**What is being asked:** In the records that follow, show each line where the word "subtitle" is present.
——————————
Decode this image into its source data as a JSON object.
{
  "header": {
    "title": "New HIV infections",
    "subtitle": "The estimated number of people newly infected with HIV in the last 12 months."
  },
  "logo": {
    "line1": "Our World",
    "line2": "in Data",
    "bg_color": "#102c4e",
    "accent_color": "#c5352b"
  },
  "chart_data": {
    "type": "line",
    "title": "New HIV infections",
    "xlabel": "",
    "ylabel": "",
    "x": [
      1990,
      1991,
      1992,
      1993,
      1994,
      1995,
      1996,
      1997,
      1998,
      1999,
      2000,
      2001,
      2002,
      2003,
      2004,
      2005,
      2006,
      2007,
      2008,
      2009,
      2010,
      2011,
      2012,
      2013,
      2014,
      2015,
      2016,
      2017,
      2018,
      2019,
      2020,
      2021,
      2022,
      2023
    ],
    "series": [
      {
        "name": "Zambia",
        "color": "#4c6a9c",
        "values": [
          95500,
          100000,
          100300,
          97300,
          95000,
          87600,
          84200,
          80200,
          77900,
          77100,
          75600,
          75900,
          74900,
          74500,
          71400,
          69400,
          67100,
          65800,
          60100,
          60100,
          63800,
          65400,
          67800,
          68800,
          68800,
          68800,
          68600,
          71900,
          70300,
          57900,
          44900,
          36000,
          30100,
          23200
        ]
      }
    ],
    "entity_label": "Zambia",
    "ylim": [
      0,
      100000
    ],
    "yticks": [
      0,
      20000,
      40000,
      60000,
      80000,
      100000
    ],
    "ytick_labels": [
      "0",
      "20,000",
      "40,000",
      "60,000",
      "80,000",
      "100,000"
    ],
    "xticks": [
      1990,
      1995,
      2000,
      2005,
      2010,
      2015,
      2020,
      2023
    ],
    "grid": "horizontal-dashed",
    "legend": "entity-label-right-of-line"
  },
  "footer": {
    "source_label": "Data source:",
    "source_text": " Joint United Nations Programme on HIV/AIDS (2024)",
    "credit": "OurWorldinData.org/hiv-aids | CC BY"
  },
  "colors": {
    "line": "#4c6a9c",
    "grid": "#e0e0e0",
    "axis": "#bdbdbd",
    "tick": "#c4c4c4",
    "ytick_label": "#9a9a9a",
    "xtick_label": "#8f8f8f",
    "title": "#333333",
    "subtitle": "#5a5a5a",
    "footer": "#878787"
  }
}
——————————
**Result of this task:**
    "subtitle": "The estimated number of people newly infected with HIV in the last 12 months."
    "subtitle": "#5a5a5a",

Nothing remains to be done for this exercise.